> _Records for the exercise_
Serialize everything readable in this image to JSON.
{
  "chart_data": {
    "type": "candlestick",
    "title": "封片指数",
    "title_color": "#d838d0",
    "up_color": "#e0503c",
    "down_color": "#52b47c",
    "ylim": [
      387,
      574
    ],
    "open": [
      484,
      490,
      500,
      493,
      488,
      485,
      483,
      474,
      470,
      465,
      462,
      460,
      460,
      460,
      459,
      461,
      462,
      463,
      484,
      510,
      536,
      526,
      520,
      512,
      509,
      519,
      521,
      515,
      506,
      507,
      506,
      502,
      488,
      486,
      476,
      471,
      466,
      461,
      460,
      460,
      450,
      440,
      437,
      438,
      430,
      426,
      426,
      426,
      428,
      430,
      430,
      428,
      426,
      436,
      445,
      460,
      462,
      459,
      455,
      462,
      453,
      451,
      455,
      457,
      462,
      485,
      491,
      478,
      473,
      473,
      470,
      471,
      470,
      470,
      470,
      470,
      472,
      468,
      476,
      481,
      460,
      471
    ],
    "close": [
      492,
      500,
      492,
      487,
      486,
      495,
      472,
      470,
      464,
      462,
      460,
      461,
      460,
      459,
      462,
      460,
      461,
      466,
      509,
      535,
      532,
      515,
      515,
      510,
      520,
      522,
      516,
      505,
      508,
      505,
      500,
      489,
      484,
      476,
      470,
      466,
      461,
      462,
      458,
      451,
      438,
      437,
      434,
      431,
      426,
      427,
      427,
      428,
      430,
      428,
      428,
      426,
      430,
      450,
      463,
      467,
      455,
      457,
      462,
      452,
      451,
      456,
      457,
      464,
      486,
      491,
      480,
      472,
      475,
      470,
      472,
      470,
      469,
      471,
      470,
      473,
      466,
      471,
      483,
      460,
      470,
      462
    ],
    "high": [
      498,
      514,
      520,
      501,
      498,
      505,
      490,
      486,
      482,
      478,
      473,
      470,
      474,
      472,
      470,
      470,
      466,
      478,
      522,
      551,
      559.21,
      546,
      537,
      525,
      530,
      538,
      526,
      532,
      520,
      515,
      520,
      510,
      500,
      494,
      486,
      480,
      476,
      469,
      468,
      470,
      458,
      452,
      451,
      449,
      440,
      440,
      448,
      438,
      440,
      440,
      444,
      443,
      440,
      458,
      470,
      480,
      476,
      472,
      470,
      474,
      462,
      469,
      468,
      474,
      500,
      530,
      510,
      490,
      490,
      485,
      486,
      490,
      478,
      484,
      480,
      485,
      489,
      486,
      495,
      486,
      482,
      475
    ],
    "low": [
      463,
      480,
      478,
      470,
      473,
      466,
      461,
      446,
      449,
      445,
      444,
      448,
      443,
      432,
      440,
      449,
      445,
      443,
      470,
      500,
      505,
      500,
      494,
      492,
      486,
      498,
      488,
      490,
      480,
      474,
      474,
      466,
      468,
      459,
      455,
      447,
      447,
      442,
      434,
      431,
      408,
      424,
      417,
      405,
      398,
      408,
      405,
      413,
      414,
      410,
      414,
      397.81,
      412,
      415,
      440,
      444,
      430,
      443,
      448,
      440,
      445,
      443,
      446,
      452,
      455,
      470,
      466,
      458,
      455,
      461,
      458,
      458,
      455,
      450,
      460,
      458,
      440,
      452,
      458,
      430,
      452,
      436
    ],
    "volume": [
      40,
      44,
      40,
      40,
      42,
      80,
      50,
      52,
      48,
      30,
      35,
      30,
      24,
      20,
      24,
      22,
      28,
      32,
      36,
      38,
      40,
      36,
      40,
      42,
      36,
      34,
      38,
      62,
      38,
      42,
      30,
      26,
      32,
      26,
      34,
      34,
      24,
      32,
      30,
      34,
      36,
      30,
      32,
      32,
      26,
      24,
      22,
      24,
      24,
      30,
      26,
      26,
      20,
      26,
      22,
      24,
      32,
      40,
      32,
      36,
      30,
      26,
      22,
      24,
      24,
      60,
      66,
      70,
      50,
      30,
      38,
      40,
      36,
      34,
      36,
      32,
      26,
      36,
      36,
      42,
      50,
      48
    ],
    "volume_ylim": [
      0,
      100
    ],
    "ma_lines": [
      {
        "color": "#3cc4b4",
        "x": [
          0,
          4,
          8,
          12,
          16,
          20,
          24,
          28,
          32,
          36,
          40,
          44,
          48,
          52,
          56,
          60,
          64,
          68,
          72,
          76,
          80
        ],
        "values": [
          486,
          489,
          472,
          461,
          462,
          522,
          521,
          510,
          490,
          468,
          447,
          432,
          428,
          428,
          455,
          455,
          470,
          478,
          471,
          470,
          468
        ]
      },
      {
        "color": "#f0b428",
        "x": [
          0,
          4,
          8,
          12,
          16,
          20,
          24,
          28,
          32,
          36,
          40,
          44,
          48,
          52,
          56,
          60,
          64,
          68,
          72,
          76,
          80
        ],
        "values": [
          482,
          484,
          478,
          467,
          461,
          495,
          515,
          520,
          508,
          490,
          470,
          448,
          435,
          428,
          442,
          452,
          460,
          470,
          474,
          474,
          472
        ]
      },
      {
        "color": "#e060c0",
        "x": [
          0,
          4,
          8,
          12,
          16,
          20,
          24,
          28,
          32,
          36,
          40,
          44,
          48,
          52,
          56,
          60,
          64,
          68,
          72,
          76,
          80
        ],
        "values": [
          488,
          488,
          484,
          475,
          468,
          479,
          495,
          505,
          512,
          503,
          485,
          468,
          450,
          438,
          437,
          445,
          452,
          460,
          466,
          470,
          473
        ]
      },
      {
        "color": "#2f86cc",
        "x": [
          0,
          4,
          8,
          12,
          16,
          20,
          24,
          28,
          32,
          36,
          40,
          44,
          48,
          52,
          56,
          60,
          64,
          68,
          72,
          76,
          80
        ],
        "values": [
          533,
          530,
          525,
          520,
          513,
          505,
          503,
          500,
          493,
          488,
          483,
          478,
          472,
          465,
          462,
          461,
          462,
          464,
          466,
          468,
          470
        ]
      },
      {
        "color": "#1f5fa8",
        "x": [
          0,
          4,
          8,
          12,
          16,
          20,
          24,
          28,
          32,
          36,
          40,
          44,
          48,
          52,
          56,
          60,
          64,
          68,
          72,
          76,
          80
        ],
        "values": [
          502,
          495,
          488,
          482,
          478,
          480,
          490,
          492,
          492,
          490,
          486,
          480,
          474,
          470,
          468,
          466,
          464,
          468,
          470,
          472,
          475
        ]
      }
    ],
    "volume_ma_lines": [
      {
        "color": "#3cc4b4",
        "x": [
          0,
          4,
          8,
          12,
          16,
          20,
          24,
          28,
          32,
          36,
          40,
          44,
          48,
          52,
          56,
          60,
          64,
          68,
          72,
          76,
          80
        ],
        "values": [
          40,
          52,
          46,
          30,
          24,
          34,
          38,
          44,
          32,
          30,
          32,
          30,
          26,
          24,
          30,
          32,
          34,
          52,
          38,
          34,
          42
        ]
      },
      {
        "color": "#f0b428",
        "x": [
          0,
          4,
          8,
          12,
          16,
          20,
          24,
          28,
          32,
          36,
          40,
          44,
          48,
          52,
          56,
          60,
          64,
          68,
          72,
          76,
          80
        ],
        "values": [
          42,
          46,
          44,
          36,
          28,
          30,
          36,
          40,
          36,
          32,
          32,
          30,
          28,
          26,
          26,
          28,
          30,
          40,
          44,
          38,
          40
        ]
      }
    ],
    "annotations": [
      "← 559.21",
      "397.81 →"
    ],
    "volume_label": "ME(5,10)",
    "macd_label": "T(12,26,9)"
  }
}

> _Set exercise_
Extract all of the data above and output it character for character.

> _Written solution_
Serialize everything readable in this image to JSON.
{
  "chart_data": {
    "type": "candlestick",
    "title": "封片指数",
    "title_color": "#d838d0",
    "up_color": "#e0503c",
    "down_color": "#52b47c",
    "ylim": [
      387,
      574
    ],
    "open": [
      484,
      490,
      500,
      493,
      488,
      485,
      483,
      474,
      470,
      465,
      462,
      460,
      460,
      460,
      459,
      461,
      462,
      463,
      484,
      510,
      536,
      526,
      520,
      512,
      509,
      519,
      521,
      515,
      506,
      507,
      506,
      502,
      488,
      486,
      476,
      471,
      466,
      461,
      460,
      460,
      450,
      440,
      437,
      438,
      430,
      426,
      426,
      426,
      428,
      430,
      430,
      428,
      426,
      436,
      445,
      460,
      462,
      459,
      455,
      462,
      453,
      451,
      455,
      457,
      462,
      485,
      491,
      478,
      473,
      473,
      470,
      471,
      470,
      470,
      470,
      470,
      472,
      468,
      476,
      481,
      460,
      471
    ],
    "close": [
      492,
      500,
      492,
      487,
      486,
      495,
      472,
      470,
      464,
      462,
      460,
      461,
      460,
      459,
      462,
      460,
      461,
      466,
      509,
      535,
      532,
      515,
      515,
      510,
      520,
      522,
      516,
      505,
      508,
      505,
      500,
      489,
      484,
      476,
      470,
      466,
      461,
      462,
      458,
      451,
      438,
      437,
      434,
      431,
      426,
      427,
      427,
      428,
      430,
      428,
      428,
      426,
      430,
      450,
      463,
      467,
      455,
      457,
      462,
      452,
      451,
      456,
      457,
      464,
      486,
      491,
      480,
      472,
      475,
      470,
      472,
      470,
      469,
      471,
      470,
      473,
      466,
      471,
      483,
      460,
      470,
      462
    ],
    "high": [
      498,
      514,
      520,
      501,
      498,
      505,
      490,
      486,
      482,
      478,
      473,
      470,
      474,
      472,
      470,
      470,
      466,
      478,
      522,
      551,
      559.21,
      546,
      537,
      525,
      530,
      538,
      526,
      532,
      520,
      515,
      520,
      510,
      500,
      494,
      486,
      480,
      476,
      469,
      468,
      470,
      458,
      452,
      451,
      449,
      440,
      440,
      448,
      438,
      440,
      440,
      444,
      443,
      440,
      458,
      470,
      480,
      476,
      472,
      470,
      474,
      462,
      469,
      468,
      474,
      500,
      530,
      510,
      490,
      490,
      485,
      486,
      490,
      478,
      484,
      480,
      485,
      489,
      486,
      495,
      486,
      482,
      475
    ],
    "low": [
      463,
      480,
      478,
      470,
      473,
      466,
      461,
      446,
      449,
      445,
      444,
      448,
      443,
      432,
      440,
      449,
      445,
      443,
      470,
      500,
      505,
      500,
      494,
      492,
      486,
      498,
      488,
      490,
      480,
      474,
      474,
      466,
      468,
      459,
      455,
      447,
      447,
      442,
      434,
      431,
      408,
      424,
      417,
      405,
      398,
      408,
      405,
      413,
      414,
      410,
      414,
      397.81,
      412,
      415,
      440,
      444,
      430,
      443,
      448,
      440,
      445,
      443,
      446,
      452,
      455,
      470,
      466,
      458,
      455,
      461,
      458,
      458,
      455,
      450,
      460,
      458,
      440,
      452,
      458,
      430,
      452,
      436
    ],
    "volume": [
      40,
      44,
      40,
      40,
      42,
      80,
      50,
      52,
      48,
      30,
      35,
      30,
      24,
      20,
      24,
      22,
      28,
      32,
      36,
      38,
      40,
      36,
      40,
      42,
      36,
      34,
      38,
      62,
      38,
      42,
      30,
      26,
      32,
      26,
      34,
      34,
      24,
      32,
      30,
      34,
      36,
      30,
      32,
      32,
      26,
      24,
      22,
      24,
      24,
      30,
      26,
      26,
      20,
      26,
      22,
      24,
      32,
      40,
      32,
      36,
      30,
      26,
      22,
      24,
      24,
      60,
      66,
      70,
      50,
      30,
      38,
      40,
      36,
      34,
      36,
      32,
      26,
      36,
      36,
      42,
      50,
      48
    ],
    "volume_ylim": [
      0,
      100
    ],
    "ma_lines": [
      {
        "color": "#3cc4b4",
        "x": [
          0,
          4,
          8,
          12,
          16,
          20,
          24,
          28,
          32,
          36,
          40,
          44,
          48,
          52,
          56,
          60,
          64,
          68,
          72,
          76,
          80
        ],
        "values": [
          486,
          489,
          472,
          461,
          462,
          522,
          521,
          510,
          490,
          468,
          447,
          432,
          428,
          428,
          455,
          455,
          470,
          478,
          471,
          470,
          468
        ]
      },
      {
        "color": "#f0b428",
        "x": [
          0,
          4,
          8,
          12,
          16,
          20,
          24,
          28,
          32,
          36,
          40,
          44,
          48,
          52,
          56,
          60,
          64,
          68,
          72,
          76,
          80
        ],
        "values": [
          482,
          484,
          478,
          467,
          461,
          495,
          515,
          520,
          508,
          490,
          470,
          448,
          435,
          428,
          442,
          452,
          460,
          470,
          474,
          474,
          472
        ]
      },
      {
        "color": "#e060c0",
        "x": [
          0,
          4,
          8,
          12,
          16,
          20,
          24,
          28,
          32,
          36,
          40,
          44,
          48,
          52,
          56,
          60,
          64,
          68,
          72,
          76,
          80
        ],
        "values": [
          488,
          488,
          484,
          475,
          468,
          479,
          495,
          505,
          512,
          503,
          485,
          468,
          450,
          438,
          437,
          445,
          452,
          460,
          466,
          470,
          473
        ]
      },
      {
        "color": "#2f86cc",
        "x": [
          0,
          4,
          8,
          12,
          16,
          20,
          24,
          28,
          32,
          36,
          40,
          44,
          48,
          52,
          56,
          60,
          64,
          68,
          72,
          76,
          80
        ],
        "values": [
          533,
          530,
          525,
          520,
          513,
          505,
          503,
          500,
          493,
          488,
          483,
          478,
          472,
          465,
          462,
          461,
          462,
          464,
          466,
          468,
          470
        ]
      },
      {
        "color": "#1f5fa8",
        "x": [
          0,
          4,
          8,
          12,
          16,
          20,
          24,
          28,
          32,
          36,
          40,
          44,
          48,
          52,
          56,
          60,
          64,
          68,
          72,
          76,
          80
        ],
        "values": [
          502,
          495,
          488,
          482,
          478,
          480,
          490,
          492,
          492,
          490,
          486,
          480,
          474,
          470,
          468,
          466,
          464,
          468,
          470,
          472,
          475
        ]
      }
    ],
    "volume_ma_lines": [
      {
        "color": "#3cc4b4",
        "x": [
          0,
          4,
          8,
          12,
          16,
          20,
          24,
          28,
          32,
          36,
          40,
          44,
          48,
          52,
          56,
          60,
          64,
          68,
          72,
          76,
          80
        ],
        "values": [
          40,
          52,
          46,
          30,
          24,
          34,
          38,
          44,
          32,
          30,
          32,
          30,
          26,
          24,
          30,
          32,
          34,
          52,
          38,
          34,
          42
        ]
      },
      {
        "color": "#f0b428",
        "x": [
          0,
          4,
          8,
          12,
          16,
          20,
          24,
          28,
          32,
          36,
          40,
          44,
          48,
          52,
          56,
          60,
          64,
          68,
          72,
          76,
          80
        ],
        "values": [
          42,
          46,
          44,
          36,
          28,
          30,
          36,
          40,
          36,
          32,
          32,
          30,
          28,
          26,
          26,
          28,
          30,
          40,
          44,
          38,
          40
        ]
      }
    ],
    "annotations": [
      "← 559.21",
      "397.81 →"
    ],
    "volume_label": "ME(5,10)",
    "macd_label": "T(12,26,9)"
  }
}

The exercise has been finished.